[A run of records]
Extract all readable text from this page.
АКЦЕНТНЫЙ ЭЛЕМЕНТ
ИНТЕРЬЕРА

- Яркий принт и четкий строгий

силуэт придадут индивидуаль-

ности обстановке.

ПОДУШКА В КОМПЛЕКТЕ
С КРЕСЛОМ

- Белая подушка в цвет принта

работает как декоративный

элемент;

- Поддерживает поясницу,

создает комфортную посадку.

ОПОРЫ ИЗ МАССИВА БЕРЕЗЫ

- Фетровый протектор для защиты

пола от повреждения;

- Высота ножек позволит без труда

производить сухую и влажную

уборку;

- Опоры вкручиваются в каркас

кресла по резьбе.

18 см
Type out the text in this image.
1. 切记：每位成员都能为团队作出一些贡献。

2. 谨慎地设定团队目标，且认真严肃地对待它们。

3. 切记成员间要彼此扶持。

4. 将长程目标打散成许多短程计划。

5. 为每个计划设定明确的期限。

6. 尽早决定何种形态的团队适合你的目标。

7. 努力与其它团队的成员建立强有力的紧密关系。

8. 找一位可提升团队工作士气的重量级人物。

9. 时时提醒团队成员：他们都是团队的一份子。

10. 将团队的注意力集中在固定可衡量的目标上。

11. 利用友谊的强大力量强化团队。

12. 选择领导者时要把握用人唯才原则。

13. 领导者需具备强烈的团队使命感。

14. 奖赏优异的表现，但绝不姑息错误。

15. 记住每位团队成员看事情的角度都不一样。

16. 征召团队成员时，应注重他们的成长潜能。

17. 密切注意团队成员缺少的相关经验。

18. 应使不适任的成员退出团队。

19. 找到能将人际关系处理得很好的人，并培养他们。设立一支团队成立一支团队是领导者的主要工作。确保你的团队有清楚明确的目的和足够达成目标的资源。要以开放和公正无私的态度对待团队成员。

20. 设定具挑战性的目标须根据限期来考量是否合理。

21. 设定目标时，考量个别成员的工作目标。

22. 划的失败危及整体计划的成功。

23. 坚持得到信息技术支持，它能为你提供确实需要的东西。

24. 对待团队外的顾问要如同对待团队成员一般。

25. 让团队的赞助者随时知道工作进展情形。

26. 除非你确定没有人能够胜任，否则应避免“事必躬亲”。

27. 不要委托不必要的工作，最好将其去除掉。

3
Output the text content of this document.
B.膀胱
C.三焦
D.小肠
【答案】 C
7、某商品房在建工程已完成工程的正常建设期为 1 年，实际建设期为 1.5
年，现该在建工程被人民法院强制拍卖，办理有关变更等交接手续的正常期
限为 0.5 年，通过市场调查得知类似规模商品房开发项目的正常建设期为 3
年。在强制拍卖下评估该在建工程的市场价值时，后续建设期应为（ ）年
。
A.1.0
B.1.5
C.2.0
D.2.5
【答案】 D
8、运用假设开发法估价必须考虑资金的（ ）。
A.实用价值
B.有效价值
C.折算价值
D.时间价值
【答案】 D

• _BRIEF_: Repeat the lines from the one containing "Output the text content of this document." through the end of the listing, exactly and without any other lines; both ends are included.

• _EXERCISE RESPONSE_:
Output the text content of this document.
B.膀胱
C.三焦
D.小肠
【答案】 C
7、某商品房在建工程已完成工程的正常建设期为 1 年，实际建设期为 1.5
年，现该在建工程被人民法院强制拍卖，办理有关变更等交接手续的正常期
限为 0.5 年，通过市场调查得知类似规模商品房开发项目的正常建设期为 3
年。在强制拍卖下评估该在建工程的市场价值时，后续建设期应为（ ）年
。
A.1.0
B.1.5
C.2.0
D.2.5
【答案】 D
8、运用假设开发法估价必须考虑资金的（ ）。
A.实用价值
B.有效价值
C.折算价值
D.时间价值
【答案】 D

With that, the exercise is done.